BEGIN Exercise material
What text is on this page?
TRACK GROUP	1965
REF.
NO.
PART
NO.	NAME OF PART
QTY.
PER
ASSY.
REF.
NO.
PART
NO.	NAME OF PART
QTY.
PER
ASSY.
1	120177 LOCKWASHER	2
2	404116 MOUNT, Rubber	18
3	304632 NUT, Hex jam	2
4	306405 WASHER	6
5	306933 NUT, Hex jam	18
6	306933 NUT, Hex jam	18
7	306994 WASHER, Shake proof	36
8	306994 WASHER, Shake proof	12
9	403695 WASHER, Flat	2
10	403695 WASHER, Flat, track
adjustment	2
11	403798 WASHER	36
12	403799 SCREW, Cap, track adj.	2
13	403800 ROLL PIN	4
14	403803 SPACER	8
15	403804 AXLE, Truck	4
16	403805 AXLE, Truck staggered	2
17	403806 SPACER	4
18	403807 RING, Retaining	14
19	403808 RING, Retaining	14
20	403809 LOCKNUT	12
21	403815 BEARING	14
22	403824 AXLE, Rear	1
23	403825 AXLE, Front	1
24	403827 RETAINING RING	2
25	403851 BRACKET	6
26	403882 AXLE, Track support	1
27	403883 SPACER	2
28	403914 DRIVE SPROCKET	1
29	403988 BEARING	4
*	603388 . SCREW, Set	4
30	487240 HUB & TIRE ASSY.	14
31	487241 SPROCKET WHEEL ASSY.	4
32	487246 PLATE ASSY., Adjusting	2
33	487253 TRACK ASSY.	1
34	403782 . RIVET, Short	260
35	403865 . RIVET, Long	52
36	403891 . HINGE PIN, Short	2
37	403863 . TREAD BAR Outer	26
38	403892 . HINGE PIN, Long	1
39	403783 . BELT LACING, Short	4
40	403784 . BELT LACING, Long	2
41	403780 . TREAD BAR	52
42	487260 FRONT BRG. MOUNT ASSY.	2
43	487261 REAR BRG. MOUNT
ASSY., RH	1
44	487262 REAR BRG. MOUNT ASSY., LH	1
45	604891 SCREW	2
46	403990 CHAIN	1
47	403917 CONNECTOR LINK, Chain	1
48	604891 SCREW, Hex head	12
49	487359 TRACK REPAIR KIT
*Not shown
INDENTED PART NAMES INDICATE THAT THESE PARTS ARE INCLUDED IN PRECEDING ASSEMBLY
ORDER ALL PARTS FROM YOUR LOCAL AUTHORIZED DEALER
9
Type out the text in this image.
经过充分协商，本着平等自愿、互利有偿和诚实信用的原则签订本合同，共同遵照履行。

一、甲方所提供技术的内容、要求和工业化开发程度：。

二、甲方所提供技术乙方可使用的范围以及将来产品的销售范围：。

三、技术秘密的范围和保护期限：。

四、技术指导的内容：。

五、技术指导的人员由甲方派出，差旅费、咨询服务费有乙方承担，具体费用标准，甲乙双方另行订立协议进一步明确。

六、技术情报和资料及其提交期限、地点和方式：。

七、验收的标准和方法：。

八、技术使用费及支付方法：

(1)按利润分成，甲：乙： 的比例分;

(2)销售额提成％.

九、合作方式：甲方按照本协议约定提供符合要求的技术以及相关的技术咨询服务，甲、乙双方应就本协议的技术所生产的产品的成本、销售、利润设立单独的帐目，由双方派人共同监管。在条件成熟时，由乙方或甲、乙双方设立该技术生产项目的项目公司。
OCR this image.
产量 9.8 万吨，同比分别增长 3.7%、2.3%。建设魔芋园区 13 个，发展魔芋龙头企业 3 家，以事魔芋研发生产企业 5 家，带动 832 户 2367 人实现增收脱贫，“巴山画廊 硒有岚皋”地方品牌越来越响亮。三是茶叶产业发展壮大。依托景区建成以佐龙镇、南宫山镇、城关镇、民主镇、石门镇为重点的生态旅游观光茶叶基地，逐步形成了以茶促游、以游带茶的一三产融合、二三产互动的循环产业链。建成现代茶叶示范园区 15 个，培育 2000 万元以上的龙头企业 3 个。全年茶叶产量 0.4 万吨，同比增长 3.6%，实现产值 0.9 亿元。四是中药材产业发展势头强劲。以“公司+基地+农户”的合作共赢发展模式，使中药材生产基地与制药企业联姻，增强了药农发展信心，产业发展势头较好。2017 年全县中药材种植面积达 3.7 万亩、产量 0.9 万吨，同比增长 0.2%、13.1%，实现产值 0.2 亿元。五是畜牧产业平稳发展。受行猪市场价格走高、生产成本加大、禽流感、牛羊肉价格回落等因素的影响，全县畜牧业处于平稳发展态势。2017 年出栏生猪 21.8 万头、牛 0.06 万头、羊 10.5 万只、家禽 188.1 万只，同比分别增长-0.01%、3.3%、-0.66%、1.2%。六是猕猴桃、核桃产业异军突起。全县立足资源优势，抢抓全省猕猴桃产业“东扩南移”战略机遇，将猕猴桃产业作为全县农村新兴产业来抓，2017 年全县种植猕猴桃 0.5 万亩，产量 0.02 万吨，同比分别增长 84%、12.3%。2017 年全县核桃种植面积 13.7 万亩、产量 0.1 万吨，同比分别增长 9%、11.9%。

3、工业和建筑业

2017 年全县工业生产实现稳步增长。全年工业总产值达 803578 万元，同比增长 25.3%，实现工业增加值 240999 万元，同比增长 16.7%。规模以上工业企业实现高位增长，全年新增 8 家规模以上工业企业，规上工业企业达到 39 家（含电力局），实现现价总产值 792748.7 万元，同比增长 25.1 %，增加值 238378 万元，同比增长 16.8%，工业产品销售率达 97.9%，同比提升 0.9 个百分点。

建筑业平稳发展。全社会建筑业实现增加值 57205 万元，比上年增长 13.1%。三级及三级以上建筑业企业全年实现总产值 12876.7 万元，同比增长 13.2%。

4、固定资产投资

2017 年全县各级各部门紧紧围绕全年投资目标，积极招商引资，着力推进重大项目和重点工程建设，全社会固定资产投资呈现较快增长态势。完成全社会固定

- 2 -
END Exercise material
Show every line of the listing in which the string "BELT" can be found.

■ **Result for this exercise**
39	403783 . BELT LACING, Short	4
40	403784 . BELT LACING, Long	2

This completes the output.